§ **Directions for this task**
Draw out every line with the word "Ленина" from the listing below.

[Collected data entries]
· · ·

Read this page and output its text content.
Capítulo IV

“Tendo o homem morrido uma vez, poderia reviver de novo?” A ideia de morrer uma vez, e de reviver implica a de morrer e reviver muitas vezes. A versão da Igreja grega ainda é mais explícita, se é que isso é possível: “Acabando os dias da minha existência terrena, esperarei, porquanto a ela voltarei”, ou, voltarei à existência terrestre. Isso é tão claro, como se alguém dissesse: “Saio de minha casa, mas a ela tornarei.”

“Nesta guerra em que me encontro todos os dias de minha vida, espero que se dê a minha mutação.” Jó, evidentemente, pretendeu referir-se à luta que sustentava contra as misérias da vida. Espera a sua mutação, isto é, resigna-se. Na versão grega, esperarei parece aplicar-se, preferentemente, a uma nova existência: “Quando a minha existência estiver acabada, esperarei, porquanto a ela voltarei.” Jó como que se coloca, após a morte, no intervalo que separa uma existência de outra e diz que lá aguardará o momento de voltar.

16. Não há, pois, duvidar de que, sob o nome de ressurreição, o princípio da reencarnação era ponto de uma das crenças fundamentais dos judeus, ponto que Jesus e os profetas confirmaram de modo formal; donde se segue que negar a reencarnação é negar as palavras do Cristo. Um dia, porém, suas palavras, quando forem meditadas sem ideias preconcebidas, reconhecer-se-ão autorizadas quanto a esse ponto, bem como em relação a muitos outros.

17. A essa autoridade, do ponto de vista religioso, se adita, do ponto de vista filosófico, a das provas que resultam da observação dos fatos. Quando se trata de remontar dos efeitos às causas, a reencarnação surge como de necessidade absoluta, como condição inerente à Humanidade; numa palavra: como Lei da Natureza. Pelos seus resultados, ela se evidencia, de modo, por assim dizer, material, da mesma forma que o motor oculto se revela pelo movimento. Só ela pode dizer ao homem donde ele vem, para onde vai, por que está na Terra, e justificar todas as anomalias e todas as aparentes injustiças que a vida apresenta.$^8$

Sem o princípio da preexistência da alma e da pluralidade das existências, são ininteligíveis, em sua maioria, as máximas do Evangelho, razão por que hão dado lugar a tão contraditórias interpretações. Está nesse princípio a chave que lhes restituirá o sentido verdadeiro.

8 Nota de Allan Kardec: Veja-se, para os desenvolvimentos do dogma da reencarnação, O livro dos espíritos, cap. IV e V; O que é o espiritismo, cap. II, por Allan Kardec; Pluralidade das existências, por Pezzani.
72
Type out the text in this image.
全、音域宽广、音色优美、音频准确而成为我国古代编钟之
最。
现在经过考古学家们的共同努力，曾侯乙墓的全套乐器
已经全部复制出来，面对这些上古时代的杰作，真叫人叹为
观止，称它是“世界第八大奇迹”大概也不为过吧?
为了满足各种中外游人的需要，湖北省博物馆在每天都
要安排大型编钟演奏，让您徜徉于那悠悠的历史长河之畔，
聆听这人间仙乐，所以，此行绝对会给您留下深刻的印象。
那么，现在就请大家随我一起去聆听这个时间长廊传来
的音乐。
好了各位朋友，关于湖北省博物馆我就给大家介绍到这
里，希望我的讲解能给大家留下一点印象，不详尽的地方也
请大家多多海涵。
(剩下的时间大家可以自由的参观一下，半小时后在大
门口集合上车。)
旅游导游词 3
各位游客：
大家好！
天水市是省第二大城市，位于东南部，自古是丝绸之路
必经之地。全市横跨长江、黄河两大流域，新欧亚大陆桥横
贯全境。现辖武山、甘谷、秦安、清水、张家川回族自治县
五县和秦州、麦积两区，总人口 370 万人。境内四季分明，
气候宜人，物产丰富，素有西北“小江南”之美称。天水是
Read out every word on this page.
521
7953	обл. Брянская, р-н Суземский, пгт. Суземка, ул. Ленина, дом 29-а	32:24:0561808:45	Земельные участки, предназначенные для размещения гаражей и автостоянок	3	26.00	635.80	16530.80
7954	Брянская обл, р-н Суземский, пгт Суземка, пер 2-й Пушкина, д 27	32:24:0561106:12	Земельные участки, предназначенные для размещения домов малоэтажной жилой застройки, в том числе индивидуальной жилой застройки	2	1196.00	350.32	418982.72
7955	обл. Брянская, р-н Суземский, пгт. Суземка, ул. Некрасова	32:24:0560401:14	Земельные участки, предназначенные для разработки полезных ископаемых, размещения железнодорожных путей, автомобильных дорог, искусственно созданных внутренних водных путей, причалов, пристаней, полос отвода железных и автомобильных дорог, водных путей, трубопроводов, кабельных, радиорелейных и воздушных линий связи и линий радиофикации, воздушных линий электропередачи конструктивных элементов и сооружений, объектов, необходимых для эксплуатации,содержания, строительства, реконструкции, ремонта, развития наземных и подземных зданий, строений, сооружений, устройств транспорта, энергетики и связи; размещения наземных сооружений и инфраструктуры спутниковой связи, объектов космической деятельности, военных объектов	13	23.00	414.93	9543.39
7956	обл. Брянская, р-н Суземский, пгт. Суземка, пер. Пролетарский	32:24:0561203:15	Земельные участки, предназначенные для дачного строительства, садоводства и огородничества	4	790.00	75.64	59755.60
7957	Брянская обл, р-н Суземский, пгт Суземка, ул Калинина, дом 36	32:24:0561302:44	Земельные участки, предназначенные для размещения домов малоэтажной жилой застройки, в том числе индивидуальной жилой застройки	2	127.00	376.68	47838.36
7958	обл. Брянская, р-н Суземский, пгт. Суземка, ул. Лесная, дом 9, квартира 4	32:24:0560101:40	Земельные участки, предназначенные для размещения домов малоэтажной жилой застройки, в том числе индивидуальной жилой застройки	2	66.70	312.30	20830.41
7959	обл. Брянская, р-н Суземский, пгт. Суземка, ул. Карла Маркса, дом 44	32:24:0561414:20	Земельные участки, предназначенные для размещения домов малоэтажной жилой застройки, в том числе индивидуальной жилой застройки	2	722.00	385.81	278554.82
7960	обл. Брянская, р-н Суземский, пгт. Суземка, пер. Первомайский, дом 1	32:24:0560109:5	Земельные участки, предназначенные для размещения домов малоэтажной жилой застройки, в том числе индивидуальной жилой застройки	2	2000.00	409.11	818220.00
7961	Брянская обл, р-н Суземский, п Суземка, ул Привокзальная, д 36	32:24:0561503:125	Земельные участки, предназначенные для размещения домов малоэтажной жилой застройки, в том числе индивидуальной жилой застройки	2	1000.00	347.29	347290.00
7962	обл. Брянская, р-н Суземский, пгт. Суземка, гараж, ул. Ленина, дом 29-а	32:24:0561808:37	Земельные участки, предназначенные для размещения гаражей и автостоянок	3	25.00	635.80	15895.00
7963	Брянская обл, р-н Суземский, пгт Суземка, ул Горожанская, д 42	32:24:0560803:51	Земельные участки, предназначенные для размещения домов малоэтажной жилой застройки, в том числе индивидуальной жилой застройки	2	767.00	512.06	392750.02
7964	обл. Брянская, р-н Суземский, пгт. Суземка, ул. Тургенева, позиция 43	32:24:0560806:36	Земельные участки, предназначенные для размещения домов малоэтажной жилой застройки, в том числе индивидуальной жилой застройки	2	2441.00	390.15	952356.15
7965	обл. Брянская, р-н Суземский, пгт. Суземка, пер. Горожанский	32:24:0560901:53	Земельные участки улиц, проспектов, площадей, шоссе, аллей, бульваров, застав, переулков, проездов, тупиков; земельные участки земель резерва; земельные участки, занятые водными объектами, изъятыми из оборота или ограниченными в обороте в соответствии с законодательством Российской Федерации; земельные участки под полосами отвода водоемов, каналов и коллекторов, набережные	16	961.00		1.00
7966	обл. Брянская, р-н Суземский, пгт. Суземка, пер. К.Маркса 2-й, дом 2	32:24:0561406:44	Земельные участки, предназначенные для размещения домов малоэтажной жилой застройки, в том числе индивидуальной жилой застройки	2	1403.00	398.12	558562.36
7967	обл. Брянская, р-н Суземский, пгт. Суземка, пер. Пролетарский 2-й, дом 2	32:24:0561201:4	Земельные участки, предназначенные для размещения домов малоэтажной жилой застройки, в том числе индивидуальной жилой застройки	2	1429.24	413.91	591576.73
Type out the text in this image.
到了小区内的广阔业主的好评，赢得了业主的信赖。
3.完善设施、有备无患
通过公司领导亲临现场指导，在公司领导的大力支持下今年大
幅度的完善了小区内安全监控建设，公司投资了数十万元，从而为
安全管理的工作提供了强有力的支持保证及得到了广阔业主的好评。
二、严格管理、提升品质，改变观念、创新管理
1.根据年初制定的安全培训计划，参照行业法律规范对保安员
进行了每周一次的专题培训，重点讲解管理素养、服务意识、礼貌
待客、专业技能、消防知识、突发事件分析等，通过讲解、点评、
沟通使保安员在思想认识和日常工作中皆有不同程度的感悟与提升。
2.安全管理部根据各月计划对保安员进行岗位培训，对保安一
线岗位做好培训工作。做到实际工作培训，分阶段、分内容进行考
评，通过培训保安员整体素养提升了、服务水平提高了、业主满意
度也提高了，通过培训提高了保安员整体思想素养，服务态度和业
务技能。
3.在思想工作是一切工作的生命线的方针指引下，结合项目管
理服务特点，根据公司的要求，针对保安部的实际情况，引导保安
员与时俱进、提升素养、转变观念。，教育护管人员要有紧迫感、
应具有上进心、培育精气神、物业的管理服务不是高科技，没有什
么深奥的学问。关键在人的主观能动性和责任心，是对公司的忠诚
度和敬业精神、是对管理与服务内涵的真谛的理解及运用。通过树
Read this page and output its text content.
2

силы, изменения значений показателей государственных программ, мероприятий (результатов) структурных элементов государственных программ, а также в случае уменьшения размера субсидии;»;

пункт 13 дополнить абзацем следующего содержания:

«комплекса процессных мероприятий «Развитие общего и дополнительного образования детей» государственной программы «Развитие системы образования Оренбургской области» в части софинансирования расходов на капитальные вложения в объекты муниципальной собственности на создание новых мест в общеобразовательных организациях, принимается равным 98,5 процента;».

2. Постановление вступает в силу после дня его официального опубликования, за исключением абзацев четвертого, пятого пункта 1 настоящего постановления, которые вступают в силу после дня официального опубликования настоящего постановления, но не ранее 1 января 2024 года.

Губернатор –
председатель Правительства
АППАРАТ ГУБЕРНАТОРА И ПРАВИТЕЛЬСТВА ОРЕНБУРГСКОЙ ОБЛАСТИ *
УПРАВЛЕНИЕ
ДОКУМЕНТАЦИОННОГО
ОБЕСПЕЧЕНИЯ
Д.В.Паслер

· · ·

§ **Result below**
7953	обл. Брянская, р-н Суземский, пгт. Суземка, ул. Ленина, дом 29-а	32:24:0561808:45	Земельные участки, предназначенные для размещения гаражей и автостоянок	3	26.00	635.80	16530.80
7962	обл. Брянская, р-н Суземский, пгт. Суземка, гараж, ул. Ленина, дом 29-а	32:24:0561808:37	Земельные участки, предназначенные для размещения гаражей и автостоянок	3	25.00	635.80	15895.00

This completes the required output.